_To do:_
Print out every record exactly as it appears.

(Dataset listings of figures)
++++++++

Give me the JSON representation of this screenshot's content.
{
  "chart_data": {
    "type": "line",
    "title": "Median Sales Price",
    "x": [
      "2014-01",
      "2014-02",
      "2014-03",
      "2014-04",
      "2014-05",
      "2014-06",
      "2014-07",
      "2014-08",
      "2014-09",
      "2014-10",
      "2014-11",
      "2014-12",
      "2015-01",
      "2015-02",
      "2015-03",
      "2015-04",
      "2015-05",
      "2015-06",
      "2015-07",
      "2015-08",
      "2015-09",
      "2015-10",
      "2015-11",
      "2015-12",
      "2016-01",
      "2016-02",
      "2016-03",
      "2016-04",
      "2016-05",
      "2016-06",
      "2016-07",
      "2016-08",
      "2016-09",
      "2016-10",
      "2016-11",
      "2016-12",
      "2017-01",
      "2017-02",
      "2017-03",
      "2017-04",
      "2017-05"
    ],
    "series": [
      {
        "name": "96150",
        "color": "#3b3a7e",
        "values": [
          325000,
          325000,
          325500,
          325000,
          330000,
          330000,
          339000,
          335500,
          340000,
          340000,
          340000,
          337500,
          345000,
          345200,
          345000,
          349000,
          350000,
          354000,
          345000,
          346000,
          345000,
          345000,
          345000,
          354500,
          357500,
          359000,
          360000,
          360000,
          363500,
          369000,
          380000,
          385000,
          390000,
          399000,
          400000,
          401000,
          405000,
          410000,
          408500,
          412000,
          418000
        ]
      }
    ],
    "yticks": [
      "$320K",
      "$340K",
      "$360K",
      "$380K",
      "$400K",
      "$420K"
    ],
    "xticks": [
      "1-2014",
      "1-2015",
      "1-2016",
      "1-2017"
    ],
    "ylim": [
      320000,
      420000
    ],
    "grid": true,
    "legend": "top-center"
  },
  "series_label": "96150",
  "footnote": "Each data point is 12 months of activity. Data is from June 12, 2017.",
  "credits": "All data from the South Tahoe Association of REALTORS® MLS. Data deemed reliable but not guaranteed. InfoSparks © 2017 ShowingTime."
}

++++++++

_Result of this task:_
Give me the JSON representation of this screenshot's content.
{
  "chart_data": {
    "type": "line",
    "title": "Median Sales Price",
    "x": [
      "2014-01",
      "2014-02",
      "2014-03",
      "2014-04",
      "2014-05",
      "2014-06",
      "2014-07",
      "2014-08",
      "2014-09",
      "2014-10",
      "2014-11",
      "2014-12",
      "2015-01",
      "2015-02",
      "2015-03",
      "2015-04",
      "2015-05",
      "2015-06",
      "2015-07",
      "2015-08",
      "2015-09",
      "2015-10",
      "2015-11",
      "2015-12",
      "2016-01",
      "2016-02",
      "2016-03",
      "2016-04",
      "2016-05",
      "2016-06",
      "2016-07",
      "2016-08",
      "2016-09",
      "2016-10",
      "2016-11",
      "2016-12",
      "2017-01",
      "2017-02",
      "2017-03",
      "2017-04",
      "2017-05"
    ],
    "series": [
      {
        "name": "96150",
        "color": "#3b3a7e",
        "values": [
          325000,
          325000,
          325500,
          325000,
          330000,
          330000,
          339000,
          335500,
          340000,
          340000,
          340000,
          337500,
          345000,
          345200,
          345000,
          349000,
          350000,
          354000,
          345000,
          346000,
          345000,
          345000,
          345000,
          354500,
          357500,
          359000,
          360000,
          360000,
          363500,
          369000,
          380000,
          385000,
          390000,
          399000,
          400000,
          401000,
          405000,
          410000,
          408500,
          412000,
          418000
        ]
      }
    ],
    "yticks": [
      "$320K",
      "$340K",
      "$360K",
      "$380K",
      "$400K",
      "$420K"
    ],
    "xticks": [
      "1-2014",
      "1-2015",
      "1-2016",
      "1-2017"
    ],
    "ylim": [
      320000,
      420000
    ],
    "grid": true,
    "legend": "top-center"
  },
  "series_label": "96150",
  "footnote": "Each data point is 12 months of activity. Data is from June 12, 2017.",
  "credits": "All data from the South Tahoe Association of REALTORS® MLS. Data deemed reliable but not guaranteed. InfoSparks © 2017 ShowingTime."
}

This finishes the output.